>> Start EXTRACT
Blue State Justice: Monster Child Molestor RELEASED!

Handcuffs hanging on a barred window.

A serial child molester dubbed the monster parents fear most walks free at 64 under California’s Elderly Parole Program, igniting fury over justice for the irredeemable.

Story Snapshot

  • David Allen Funston kidnapped and molested seven children under age 7 in 1995-1996 Sacramento suburbs, earning three life sentences in 1999.
  • Board of Parole Hearings granted parole February 18, 2026, citing age-reduced risk despite his horrific crimes.
  • Outrage from Sheriff Jim Cooper, Gov. Gavin Newsom, victims, and lawmakers demands reforms to exclude violent sex offenders.
  • Program stems from prison overcrowding fixes but fuels debate on recidivism data versus moral accountability.
  • Release pending from Chino prison, with possible sexually violent predator evaluation.

Funston’s Reign of Terror in Sacramento Suburbs

David Allen Funston targeted Sacramento County suburbs from 1995 to 1996. He lured six girls and one boy, all under age 7, with candy and toys before kidnapping and molesting them. A neighbor’s license plate report led to his arrest. In 1999, courts convicted him on 16 counts, imposing three consecutive 25-to-life terms plus 20 years and 8 months. The sentencing judge labeled him the monster parents fear most. Victims recount lasting trauma from his calculated predation.
>> End EXTRACT
>> Start SUPPLIED INFORMATION
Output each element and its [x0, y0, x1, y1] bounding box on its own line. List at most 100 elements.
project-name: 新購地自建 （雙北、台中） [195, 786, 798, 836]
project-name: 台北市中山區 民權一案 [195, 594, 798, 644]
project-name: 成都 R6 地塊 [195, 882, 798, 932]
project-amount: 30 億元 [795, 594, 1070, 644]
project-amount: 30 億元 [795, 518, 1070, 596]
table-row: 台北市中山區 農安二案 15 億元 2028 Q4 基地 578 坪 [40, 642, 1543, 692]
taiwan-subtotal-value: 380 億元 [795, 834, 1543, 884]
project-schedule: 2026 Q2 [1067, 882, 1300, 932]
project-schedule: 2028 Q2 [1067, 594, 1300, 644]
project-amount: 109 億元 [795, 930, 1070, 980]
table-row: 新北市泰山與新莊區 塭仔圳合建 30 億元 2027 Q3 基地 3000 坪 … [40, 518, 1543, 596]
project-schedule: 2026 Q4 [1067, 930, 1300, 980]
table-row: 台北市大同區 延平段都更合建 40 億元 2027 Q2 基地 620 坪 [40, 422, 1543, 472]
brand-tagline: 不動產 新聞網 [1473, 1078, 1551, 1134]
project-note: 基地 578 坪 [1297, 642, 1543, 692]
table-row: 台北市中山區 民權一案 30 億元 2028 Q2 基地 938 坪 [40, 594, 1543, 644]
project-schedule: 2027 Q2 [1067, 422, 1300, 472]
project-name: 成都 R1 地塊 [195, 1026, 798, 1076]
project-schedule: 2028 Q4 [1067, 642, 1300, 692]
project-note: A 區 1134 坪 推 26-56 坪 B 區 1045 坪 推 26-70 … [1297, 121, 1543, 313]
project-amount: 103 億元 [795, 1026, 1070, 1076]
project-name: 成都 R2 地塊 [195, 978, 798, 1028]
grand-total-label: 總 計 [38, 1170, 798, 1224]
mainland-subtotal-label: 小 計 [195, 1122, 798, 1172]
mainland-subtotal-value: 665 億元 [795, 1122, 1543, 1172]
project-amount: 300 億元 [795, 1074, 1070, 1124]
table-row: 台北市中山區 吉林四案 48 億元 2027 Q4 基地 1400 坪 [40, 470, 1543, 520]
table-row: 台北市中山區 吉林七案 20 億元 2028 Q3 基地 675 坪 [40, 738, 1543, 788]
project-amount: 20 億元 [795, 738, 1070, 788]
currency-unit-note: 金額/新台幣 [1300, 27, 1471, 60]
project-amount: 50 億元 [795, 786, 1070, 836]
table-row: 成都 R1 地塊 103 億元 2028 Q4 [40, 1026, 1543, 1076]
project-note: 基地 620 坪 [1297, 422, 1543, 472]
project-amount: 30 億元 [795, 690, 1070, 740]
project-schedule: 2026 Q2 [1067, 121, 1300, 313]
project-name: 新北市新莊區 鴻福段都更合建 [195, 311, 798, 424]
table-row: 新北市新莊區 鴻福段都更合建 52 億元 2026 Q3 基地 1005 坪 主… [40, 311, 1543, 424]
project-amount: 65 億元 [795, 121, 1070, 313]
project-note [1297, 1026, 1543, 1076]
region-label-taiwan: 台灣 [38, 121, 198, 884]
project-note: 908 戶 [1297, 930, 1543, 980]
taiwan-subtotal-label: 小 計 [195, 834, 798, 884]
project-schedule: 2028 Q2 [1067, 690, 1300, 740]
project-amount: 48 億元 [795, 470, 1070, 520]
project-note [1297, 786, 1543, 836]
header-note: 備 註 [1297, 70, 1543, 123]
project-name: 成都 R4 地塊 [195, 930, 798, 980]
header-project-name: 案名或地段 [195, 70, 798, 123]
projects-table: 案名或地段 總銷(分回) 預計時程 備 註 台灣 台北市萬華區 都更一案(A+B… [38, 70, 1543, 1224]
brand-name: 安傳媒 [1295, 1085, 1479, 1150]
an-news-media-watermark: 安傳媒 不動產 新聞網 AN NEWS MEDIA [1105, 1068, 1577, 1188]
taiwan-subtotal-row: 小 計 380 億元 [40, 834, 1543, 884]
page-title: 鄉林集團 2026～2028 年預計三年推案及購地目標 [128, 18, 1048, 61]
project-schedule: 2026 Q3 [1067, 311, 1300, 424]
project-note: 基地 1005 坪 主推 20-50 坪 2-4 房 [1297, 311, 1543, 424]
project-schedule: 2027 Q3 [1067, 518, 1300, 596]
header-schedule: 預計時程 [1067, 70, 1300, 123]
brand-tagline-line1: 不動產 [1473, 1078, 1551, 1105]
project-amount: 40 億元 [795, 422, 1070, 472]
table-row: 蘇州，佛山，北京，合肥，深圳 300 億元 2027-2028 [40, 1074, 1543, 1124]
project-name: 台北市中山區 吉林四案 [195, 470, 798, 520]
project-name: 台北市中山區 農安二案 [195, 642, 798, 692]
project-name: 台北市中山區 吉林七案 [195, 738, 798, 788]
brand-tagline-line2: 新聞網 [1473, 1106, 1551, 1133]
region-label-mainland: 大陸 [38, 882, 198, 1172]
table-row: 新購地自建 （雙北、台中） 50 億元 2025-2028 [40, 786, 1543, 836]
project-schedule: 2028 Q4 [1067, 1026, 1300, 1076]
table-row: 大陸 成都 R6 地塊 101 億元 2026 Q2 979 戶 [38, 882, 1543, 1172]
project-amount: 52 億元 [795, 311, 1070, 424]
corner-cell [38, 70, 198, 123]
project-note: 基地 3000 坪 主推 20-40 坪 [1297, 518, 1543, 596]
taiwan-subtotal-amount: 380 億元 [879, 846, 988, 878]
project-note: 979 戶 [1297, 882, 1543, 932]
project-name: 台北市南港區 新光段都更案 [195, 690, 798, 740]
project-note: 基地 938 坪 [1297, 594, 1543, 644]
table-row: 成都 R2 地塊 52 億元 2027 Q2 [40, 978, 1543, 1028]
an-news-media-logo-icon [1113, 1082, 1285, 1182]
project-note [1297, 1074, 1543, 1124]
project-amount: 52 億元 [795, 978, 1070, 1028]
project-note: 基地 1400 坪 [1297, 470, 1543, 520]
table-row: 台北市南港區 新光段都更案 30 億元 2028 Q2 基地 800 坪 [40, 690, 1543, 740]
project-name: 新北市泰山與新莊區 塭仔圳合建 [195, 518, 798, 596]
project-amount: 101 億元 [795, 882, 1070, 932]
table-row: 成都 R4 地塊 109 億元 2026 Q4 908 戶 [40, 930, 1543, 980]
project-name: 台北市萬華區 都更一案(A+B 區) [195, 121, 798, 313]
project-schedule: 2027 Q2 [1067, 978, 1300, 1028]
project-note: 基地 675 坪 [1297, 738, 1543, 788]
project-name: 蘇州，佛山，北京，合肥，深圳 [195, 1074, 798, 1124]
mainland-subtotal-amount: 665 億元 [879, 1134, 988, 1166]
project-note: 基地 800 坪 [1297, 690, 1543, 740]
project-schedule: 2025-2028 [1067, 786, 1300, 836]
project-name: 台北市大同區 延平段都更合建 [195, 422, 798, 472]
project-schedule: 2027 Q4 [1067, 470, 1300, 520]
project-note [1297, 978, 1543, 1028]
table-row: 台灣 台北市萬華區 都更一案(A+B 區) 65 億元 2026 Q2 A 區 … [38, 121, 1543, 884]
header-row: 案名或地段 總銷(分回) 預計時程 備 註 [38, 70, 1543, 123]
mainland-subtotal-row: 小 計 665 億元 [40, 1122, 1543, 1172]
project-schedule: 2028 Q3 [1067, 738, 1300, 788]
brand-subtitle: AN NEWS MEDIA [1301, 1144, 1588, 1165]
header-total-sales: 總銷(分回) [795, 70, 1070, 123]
>> End SUPPLIED INFORMATION
>> Start SUPPLIED INFORMATION
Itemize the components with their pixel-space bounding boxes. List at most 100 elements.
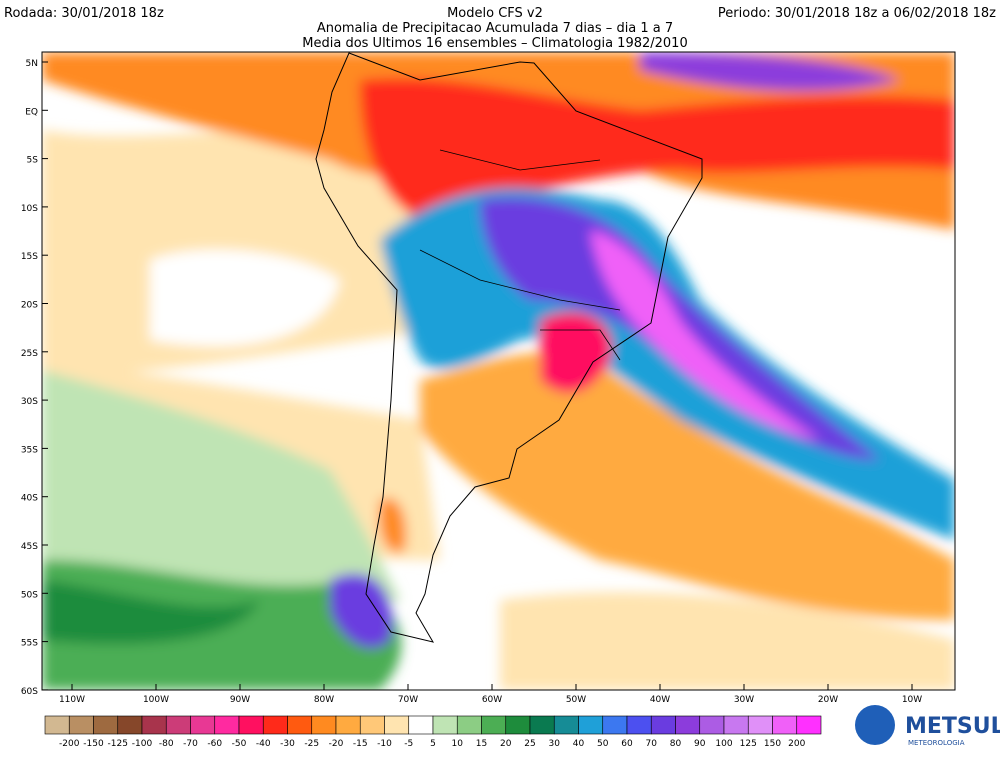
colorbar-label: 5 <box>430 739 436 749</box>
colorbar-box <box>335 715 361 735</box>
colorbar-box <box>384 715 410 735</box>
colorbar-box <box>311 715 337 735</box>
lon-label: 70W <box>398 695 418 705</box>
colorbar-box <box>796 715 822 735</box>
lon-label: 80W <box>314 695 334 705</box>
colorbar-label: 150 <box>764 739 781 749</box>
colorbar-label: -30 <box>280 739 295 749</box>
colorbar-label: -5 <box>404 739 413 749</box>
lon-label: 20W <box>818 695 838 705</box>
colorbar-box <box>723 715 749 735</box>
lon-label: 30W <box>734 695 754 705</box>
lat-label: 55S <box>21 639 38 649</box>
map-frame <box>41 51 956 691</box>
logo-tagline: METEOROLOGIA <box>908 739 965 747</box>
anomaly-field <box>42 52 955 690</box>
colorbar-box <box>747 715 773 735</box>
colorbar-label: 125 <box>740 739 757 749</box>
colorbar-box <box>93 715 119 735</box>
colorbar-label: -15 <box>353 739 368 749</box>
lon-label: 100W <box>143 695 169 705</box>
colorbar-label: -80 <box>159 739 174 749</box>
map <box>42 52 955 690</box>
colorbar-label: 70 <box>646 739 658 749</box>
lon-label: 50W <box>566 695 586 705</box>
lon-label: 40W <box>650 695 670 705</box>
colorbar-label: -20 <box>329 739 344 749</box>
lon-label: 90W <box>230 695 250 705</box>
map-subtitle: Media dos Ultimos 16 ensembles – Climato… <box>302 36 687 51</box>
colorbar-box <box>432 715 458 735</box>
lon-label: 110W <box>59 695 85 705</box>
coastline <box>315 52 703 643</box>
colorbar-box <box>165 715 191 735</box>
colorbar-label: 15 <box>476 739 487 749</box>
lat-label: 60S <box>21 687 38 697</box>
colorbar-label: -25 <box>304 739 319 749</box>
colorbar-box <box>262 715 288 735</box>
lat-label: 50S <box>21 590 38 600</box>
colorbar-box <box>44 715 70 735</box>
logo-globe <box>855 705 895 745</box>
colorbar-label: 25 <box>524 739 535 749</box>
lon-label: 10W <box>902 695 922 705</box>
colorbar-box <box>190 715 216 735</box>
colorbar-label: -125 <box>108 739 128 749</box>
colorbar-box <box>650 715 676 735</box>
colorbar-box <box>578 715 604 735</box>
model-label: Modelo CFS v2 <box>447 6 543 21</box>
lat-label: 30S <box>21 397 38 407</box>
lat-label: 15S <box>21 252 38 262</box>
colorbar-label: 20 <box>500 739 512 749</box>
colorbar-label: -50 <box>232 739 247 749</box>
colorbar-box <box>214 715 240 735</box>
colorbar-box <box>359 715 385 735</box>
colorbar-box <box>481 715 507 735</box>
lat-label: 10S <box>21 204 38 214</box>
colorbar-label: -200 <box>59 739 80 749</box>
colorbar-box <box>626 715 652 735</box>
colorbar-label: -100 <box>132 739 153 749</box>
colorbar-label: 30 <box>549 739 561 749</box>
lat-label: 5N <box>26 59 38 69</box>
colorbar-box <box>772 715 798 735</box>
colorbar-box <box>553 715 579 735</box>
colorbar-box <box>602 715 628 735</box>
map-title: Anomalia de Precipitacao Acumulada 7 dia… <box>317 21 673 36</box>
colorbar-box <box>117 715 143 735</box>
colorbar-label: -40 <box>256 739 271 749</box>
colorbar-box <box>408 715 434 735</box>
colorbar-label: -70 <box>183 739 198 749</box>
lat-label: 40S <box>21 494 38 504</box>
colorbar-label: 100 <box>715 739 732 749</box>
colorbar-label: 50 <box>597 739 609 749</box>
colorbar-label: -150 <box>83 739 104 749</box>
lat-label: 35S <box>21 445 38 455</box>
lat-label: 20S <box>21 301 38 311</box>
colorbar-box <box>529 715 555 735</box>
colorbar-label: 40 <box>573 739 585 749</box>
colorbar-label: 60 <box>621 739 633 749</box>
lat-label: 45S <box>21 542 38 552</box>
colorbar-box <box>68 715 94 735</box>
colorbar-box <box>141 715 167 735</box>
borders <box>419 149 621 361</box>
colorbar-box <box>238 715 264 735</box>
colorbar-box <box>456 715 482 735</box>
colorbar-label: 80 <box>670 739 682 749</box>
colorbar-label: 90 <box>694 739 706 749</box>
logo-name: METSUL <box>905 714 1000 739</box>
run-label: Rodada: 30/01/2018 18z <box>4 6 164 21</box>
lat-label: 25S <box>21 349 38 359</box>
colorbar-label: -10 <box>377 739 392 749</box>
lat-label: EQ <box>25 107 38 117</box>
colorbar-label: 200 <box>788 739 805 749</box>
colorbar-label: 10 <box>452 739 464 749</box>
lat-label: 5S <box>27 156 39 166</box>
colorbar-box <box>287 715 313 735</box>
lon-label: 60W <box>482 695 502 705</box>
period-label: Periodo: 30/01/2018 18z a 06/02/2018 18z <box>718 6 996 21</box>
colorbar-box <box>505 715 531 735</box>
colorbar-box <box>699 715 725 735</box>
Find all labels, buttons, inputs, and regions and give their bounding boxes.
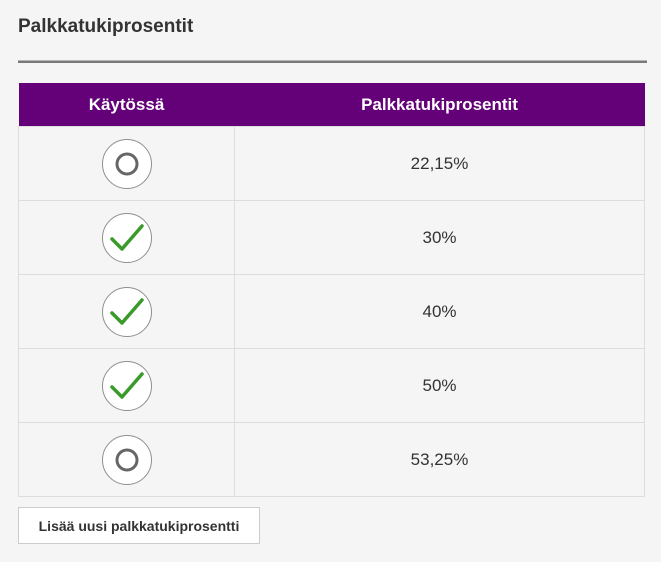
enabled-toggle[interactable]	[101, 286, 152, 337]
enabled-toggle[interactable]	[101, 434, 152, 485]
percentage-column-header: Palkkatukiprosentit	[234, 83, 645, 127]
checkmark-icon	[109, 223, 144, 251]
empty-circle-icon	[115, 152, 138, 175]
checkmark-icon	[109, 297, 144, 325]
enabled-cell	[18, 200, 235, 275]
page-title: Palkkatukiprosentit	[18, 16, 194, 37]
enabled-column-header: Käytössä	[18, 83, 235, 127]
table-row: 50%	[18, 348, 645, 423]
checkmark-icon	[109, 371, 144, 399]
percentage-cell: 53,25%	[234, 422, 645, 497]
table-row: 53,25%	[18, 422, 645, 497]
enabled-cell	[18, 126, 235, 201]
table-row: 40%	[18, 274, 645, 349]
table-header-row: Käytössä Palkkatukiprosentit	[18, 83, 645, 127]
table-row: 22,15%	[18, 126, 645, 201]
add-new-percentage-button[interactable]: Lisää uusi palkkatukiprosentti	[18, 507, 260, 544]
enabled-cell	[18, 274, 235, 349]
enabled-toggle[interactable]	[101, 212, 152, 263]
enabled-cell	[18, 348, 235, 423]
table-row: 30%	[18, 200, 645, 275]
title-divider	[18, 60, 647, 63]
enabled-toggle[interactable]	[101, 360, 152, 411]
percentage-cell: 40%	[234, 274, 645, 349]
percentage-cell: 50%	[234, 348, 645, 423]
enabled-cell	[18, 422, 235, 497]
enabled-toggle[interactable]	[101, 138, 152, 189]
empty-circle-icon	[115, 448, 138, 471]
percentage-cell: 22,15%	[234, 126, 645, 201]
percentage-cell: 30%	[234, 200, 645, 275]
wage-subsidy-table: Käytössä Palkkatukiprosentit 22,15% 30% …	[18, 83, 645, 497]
>> End SUPPLIED INFORMATION
■ STATED EXERCISE 1
Decide whether each statement agrees with the article on Funston's parole, answering yes or no and quoting the words of the article that settle it: (a) Funston was convicted on 16 counts in 1999. (b) The parole board granted him parole in March 2026. (c) All of his victims were girls.
■ STATED EXERCISE 2
Continue the article on Funston's parole, starting right after its final sentence.
These records have no connection to the article on Funston's parole.

■ WRITTEN REPLY 1
(a) Yes: "In 1999, courts convicted him on 16 counts"
(b) No: "Board of Parole Hearings granted parole February 18, 2026"
(c) No: "He lured six girls and one boy"

■ WRITTEN REPLY 2
Elderly Parole Program Origins and Expansion

Federal court orders addressed California’s prison overcrowding, birthing the Elderly Parole Program in 2018 for inmates 60 and older after 25 years served. Lawmakers expanded it in 2021 to those 50 and older after 20 years. The Board of Parole Hearings evaluates age, incarceration length, and diminished capacity for low recidivism risk. Studies support lower reoffense rates among elderly releasees. Unlike death penalty or life without parole cases, the program includes sex offenders and most murderers.

Funston qualified post-2021 expansion after serving over 25 years past age 50. At 64, housed at California Institution for Men in Chino, BPH deemed him low-risk due to advanced age, long confinement, and physical decline. He expressed shame in hearings. Program data shows promise: in 2019-20, 98% of 221 releases stayed crime-free after three years. Yet precedents like rapist Cody Klemp’s parole after 27 years of a 170-year sentence mirror this controversy.

Stakeholders Clash Over Release Decision

Sacramento County Sheriff Jim Cooper condemned the parole as dead wrong, stating Funston stole childhoods and deserves no second chance. Original prosecutors and victims voiced horror, with one saying such offenders never merit release. Assemblymember Maggy Krell, a Democrat with prosecutor roots, proposes bills mandating sexually violent predator referrals before elderly parole for sex offenders. Gov. Gavin Newsom requested BPH reconsideration, bowing to public pressure.

BPH wields statutory power but bends under political heat from Cooper, Krell, and Newsom. Victims and law enforcement amplify outcry through media without veto authority. CDCR implements neutrally, confirming the February 18, 2026 finalization. Funston seeks freedom; reformers demand exclusions aligning with common sense that protects innocents over predators.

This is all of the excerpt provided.